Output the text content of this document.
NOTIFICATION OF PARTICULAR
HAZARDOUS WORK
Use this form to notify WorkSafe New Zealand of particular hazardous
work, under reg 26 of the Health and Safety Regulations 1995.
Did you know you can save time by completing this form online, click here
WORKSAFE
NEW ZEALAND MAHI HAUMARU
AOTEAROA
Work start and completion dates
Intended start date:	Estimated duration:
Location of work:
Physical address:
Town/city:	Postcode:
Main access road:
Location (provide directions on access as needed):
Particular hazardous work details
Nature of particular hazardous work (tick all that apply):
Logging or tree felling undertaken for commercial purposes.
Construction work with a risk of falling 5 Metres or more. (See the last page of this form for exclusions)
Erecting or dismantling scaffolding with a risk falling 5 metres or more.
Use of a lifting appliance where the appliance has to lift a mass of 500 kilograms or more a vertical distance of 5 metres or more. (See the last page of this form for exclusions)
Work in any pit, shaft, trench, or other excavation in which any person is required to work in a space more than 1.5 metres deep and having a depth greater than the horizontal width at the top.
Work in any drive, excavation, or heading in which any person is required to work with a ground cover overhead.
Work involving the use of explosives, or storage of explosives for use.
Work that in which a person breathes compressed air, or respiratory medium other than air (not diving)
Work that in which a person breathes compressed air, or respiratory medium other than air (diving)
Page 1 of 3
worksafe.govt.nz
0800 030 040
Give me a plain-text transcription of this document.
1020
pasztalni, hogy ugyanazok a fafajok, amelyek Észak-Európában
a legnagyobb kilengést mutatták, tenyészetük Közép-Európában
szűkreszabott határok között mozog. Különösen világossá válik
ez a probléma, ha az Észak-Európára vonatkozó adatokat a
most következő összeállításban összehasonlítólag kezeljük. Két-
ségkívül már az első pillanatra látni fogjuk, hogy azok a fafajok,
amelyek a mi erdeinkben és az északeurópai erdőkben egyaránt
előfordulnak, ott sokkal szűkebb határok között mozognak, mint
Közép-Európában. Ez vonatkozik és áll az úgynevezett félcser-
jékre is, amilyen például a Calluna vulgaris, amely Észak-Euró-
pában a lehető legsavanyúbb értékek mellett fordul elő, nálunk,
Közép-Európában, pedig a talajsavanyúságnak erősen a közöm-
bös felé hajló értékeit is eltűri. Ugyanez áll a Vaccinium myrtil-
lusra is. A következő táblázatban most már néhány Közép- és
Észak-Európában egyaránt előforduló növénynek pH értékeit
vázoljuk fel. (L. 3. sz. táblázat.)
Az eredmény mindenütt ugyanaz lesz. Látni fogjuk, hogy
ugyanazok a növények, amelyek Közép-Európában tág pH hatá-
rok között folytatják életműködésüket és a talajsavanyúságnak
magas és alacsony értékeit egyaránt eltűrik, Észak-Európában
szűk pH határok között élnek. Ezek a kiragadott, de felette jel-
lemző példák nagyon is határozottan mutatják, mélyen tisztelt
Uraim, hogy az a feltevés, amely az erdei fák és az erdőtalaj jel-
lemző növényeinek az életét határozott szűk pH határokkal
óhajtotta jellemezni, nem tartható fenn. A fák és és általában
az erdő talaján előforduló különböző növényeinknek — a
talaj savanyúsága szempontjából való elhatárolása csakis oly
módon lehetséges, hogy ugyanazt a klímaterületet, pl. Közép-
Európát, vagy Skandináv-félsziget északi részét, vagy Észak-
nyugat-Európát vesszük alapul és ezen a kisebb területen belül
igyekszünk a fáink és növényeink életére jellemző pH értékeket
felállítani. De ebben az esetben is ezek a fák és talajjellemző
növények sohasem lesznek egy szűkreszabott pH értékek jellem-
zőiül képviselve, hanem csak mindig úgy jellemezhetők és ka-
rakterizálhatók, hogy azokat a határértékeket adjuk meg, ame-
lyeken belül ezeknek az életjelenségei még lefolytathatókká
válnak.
++++++
What is asked: Output the records verbatim, from the first line to the last.

Problem solution:
Output the text content of this document.
NOTIFICATION OF PARTICULAR
HAZARDOUS WORK
Use this form to notify WorkSafe New Zealand of particular hazardous
work, under reg 26 of the Health and Safety Regulations 1995.
Did you know you can save time by completing this form online, click here
WORKSAFE
NEW ZEALAND MAHI HAUMARU
AOTEAROA
Work start and completion dates
Intended start date:	Estimated duration:
Location of work:
Physical address:
Town/city:	Postcode:
Main access road:
Location (provide directions on access as needed):
Particular hazardous work details
Nature of particular hazardous work (tick all that apply):
Logging or tree felling undertaken for commercial purposes.
Construction work with a risk of falling 5 Metres or more. (See the last page of this form for exclusions)
Erecting or dismantling scaffolding with a risk falling 5 metres or more.
Use of a lifting appliance where the appliance has to lift a mass of 500 kilograms or more a vertical distance of 5 metres or more. (See the last page of this form for exclusions)
Work in any pit, shaft, trench, or other excavation in which any person is required to work in a space more than 1.5 metres deep and having a depth greater than the horizontal width at the top.
Work in any drive, excavation, or heading in which any person is required to work with a ground cover overhead.
Work involving the use of explosives, or storage of explosives for use.
Work that in which a person breathes compressed air, or respiratory medium other than air (not diving)
Work that in which a person breathes compressed air, or respiratory medium other than air (diving)
Page 1 of 3
worksafe.govt.nz
0800 030 040
Give me a plain-text transcription of this document.
1020
pasztalni, hogy ugyanazok a fafajok, amelyek Észak-Európában
a legnagyobb kilengést mutatták, tenyészetük Közép-Európában
szűkreszabott határok között mozog. Különösen világossá válik
ez a probléma, ha az Észak-Európára vonatkozó adatokat a
most következő összeállításban összehasonlítólag kezeljük. Két-
ségkívül már az első pillanatra látni fogjuk, hogy azok a fafajok,
amelyek a mi erdeinkben és az északeurópai erdőkben egyaránt
előfordulnak, ott sokkal szűkebb határok között mozognak, mint
Közép-Európában. Ez vonatkozik és áll az úgynevezett félcser-
jékre is, amilyen például a Calluna vulgaris, amely Észak-Euró-
pában a lehető legsavanyúbb értékek mellett fordul elő, nálunk,
Közép-Európában, pedig a talajsavanyúságnak erősen a közöm-
bös felé hajló értékeit is eltűri. Ugyanez áll a Vaccinium myrtil-
lusra is. A következő táblázatban most már néhány Közép- és
Észak-Európában egyaránt előforduló növénynek pH értékeit
vázoljuk fel. (L. 3. sz. táblázat.)
Az eredmény mindenütt ugyanaz lesz. Látni fogjuk, hogy
ugyanazok a növények, amelyek Közép-Európában tág pH hatá-
rok között folytatják életműködésüket és a talajsavanyúságnak
magas és alacsony értékeit egyaránt eltűrik, Észak-Európában
szűk pH határok között élnek. Ezek a kiragadott, de felette jel-
lemző példák nagyon is határozottan mutatják, mélyen tisztelt
Uraim, hogy az a feltevés, amely az erdei fák és az erdőtalaj jel-
lemző növényeinek az életét határozott szűk pH határokkal
óhajtotta jellemezni, nem tartható fenn. A fák és és általában
az erdő talaján előforduló különböző növényeinknek — a
talaj savanyúsága szempontjából való elhatárolása csakis oly
módon lehetséges, hogy ugyanazt a klímaterületet, pl. Közép-
Európát, vagy Skandináv-félsziget északi részét, vagy Észak-
nyugat-Európát vesszük alapul és ezen a kisebb területen belül
igyekszünk a fáink és növényeink életére jellemző pH értékeket
felállítani. De ebben az esetben is ezek a fák és talajjellemző
növények sohasem lesznek egy szűkreszabott pH értékek jellem-
zőiül képviselve, hanem csak mindig úgy jellemezhetők és ka-
rakterizálhatók, hogy azokat a határértékeket adjuk meg, ame-
lyeken belül ezeknek az életjelenségei még lefolytathatókká
válnak.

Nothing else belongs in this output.